▶ **Directions for this task**
Copy out each line featuring the string "feature" from the entries beneath.

▶ **Given data**

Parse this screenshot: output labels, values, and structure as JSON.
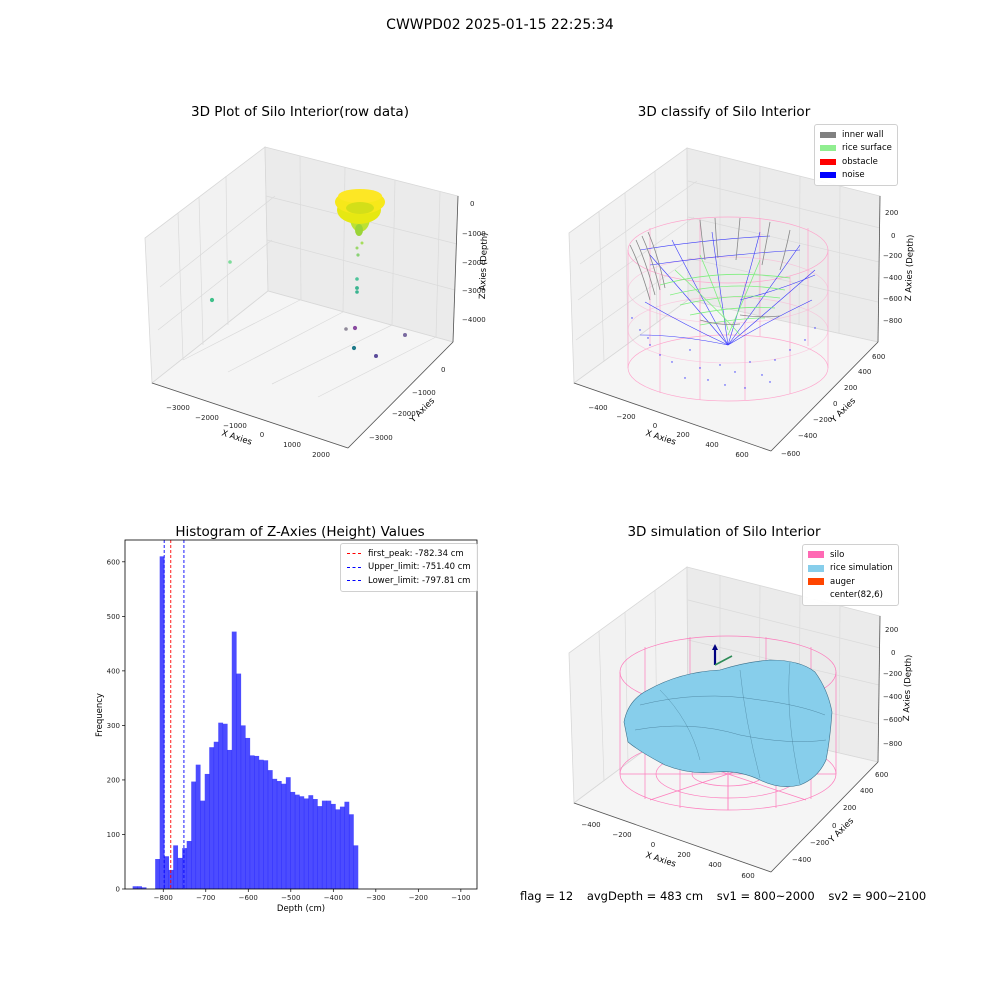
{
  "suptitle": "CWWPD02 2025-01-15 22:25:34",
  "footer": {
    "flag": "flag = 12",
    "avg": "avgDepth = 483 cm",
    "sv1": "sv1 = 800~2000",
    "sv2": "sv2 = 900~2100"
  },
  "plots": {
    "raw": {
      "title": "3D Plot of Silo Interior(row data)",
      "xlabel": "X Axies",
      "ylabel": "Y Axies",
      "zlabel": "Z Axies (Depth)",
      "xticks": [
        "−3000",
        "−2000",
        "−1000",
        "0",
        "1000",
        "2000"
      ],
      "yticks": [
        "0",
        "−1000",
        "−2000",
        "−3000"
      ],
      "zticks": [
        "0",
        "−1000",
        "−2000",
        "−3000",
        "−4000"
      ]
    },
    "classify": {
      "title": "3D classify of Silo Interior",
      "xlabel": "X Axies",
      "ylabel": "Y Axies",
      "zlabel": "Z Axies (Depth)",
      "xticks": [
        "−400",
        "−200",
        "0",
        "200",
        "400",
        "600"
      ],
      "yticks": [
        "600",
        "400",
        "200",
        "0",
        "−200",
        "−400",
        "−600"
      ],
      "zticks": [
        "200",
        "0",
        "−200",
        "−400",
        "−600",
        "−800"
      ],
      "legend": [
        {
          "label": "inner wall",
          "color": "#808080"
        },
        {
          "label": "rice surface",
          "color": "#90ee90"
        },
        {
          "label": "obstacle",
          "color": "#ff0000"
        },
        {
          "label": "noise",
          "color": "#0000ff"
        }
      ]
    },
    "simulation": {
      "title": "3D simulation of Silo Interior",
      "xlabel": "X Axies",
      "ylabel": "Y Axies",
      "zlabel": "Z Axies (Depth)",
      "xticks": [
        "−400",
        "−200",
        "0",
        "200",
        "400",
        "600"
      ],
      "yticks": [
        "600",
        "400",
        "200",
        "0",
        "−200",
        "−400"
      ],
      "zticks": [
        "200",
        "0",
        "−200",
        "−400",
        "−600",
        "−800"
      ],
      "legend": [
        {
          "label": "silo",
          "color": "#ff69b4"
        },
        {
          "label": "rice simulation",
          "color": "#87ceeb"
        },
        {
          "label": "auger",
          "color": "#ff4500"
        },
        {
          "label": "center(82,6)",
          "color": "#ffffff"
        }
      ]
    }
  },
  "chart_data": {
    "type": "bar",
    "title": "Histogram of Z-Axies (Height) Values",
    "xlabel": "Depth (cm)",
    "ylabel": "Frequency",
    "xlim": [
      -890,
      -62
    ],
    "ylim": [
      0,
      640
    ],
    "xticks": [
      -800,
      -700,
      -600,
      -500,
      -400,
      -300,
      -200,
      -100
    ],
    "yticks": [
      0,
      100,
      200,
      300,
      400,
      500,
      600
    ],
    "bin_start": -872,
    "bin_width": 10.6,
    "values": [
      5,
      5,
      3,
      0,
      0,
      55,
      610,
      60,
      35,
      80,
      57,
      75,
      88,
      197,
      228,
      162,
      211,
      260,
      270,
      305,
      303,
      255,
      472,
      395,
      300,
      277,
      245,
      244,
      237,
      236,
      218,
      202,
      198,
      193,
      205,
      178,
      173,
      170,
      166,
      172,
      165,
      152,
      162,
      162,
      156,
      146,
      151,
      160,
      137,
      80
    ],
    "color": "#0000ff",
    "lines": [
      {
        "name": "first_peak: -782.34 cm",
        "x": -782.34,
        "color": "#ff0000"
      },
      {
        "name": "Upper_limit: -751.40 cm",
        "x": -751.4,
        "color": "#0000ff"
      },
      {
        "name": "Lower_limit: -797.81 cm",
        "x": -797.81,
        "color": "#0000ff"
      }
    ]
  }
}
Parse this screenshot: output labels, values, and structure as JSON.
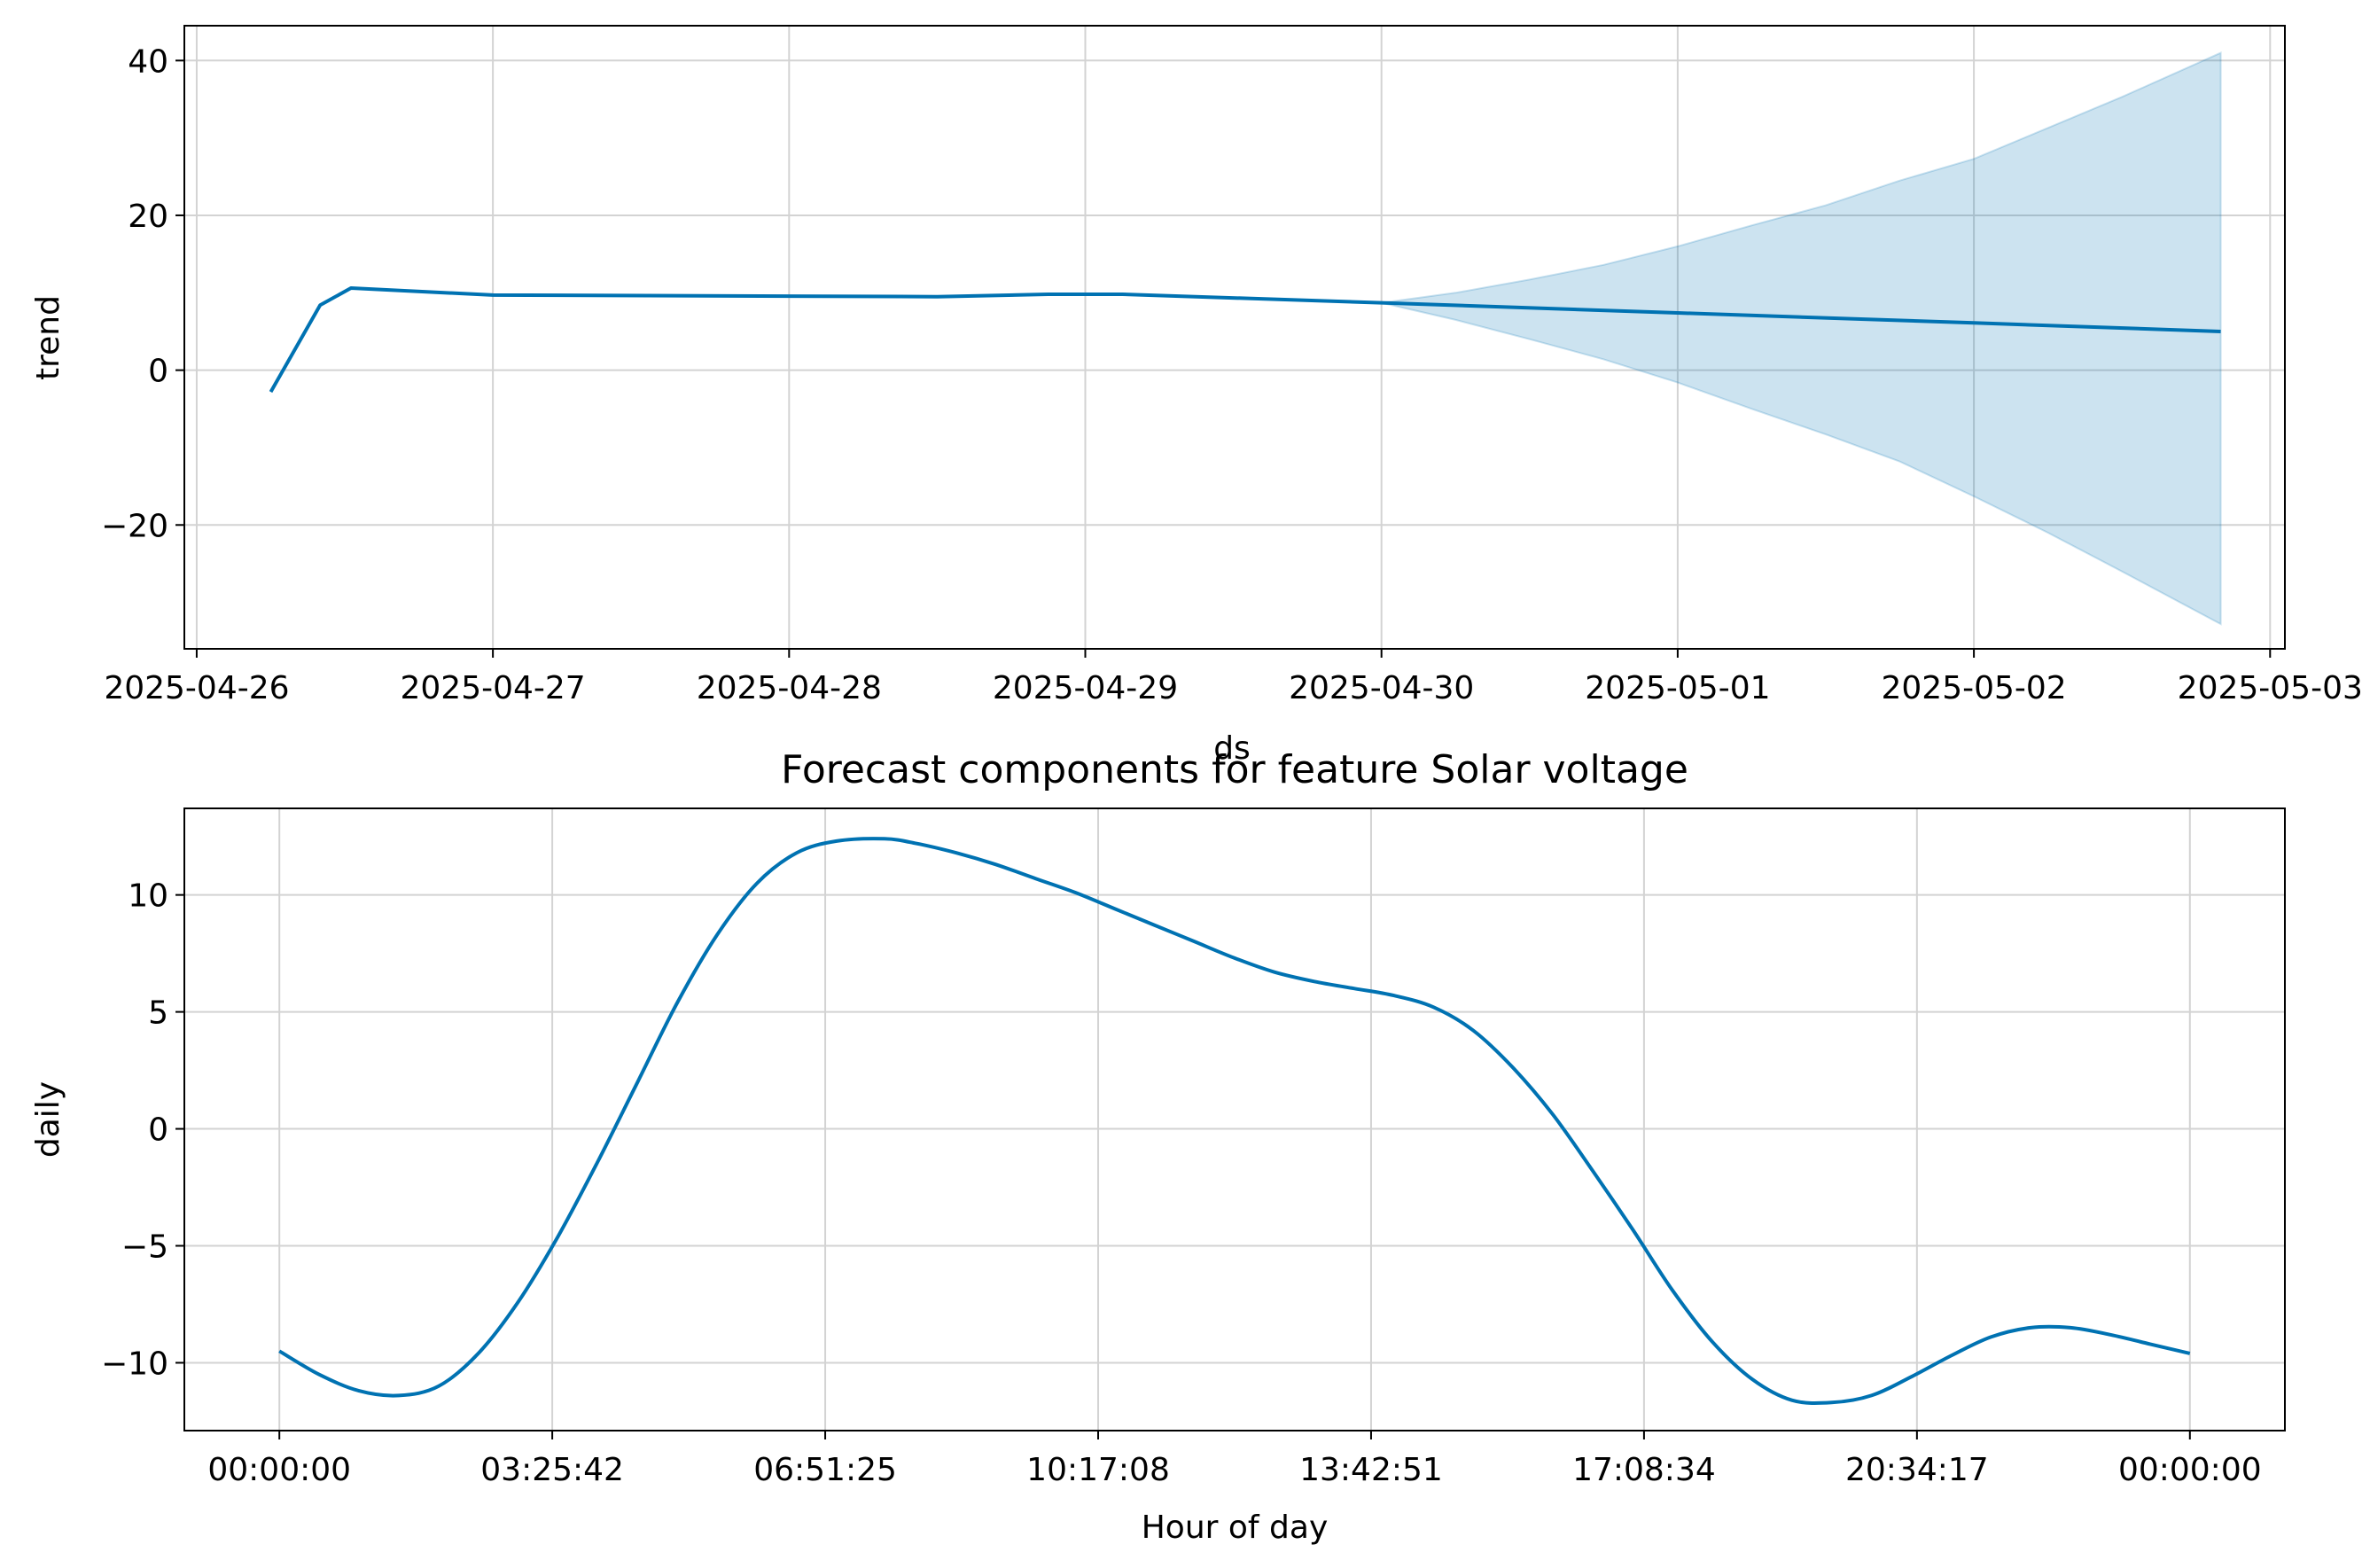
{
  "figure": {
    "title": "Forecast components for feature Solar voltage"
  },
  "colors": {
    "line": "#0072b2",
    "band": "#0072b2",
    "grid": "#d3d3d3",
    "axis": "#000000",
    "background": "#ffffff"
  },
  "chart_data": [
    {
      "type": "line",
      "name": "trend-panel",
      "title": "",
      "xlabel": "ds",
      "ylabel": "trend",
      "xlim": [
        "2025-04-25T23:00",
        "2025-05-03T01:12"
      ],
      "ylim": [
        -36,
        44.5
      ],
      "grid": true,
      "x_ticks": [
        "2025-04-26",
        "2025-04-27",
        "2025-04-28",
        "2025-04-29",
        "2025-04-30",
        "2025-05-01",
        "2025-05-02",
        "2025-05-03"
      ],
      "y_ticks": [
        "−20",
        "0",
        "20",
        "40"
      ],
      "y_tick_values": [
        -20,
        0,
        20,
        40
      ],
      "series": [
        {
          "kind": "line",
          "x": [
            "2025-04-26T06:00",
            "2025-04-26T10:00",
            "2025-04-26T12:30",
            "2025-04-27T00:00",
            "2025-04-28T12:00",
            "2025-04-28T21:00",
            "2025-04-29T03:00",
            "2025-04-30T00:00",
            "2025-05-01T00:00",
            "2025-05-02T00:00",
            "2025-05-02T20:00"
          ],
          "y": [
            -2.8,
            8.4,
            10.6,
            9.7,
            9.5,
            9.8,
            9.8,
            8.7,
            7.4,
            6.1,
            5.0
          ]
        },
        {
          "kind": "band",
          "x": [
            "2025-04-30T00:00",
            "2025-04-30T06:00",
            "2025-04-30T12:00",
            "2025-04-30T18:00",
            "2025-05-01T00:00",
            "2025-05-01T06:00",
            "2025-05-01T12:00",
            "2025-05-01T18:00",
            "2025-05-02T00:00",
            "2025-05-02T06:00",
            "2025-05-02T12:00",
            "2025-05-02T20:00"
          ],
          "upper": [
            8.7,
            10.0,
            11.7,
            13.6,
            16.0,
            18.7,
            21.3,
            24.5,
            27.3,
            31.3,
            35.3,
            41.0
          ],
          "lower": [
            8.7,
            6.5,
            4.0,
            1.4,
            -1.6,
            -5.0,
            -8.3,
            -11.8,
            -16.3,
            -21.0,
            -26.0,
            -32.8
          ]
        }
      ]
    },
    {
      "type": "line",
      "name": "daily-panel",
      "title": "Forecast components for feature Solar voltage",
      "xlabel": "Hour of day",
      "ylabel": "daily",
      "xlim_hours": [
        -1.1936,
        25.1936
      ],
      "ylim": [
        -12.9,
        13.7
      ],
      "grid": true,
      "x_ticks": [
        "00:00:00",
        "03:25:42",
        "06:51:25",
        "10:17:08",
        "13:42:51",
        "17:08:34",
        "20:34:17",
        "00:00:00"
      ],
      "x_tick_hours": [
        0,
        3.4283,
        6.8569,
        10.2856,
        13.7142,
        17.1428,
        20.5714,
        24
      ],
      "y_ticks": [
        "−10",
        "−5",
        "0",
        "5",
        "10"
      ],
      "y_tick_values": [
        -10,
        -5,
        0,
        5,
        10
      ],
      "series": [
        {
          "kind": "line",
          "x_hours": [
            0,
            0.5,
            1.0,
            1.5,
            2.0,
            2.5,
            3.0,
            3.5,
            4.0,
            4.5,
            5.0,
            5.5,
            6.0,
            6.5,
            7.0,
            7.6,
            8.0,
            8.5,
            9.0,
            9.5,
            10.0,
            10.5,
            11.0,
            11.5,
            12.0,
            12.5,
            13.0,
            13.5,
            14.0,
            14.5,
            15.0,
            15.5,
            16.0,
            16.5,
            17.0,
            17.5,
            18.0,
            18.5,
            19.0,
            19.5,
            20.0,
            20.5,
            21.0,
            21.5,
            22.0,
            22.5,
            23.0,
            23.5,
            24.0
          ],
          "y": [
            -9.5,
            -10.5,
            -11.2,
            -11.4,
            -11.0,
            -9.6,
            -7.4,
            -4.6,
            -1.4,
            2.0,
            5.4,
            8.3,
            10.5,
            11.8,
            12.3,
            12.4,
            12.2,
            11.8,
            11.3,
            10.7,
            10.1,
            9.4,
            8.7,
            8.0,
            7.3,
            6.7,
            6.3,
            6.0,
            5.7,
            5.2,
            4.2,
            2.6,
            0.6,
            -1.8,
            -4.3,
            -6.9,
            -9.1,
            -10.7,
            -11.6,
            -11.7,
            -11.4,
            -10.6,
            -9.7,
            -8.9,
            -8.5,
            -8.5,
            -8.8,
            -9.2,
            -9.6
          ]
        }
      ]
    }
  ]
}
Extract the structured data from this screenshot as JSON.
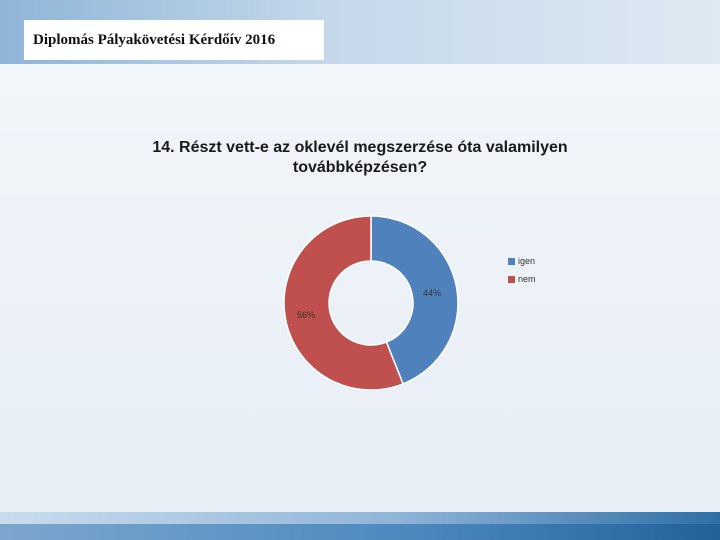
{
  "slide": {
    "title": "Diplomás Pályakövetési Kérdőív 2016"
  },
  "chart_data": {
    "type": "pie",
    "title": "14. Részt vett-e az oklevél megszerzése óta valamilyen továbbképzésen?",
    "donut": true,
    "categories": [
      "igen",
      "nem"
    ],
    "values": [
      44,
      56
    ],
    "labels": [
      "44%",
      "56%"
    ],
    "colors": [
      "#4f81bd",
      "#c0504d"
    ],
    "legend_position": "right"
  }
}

▶ **Task answer**
    "title": "Forecast components for feature Solar voltage"
      "title": "Forecast components for feature Solar voltage",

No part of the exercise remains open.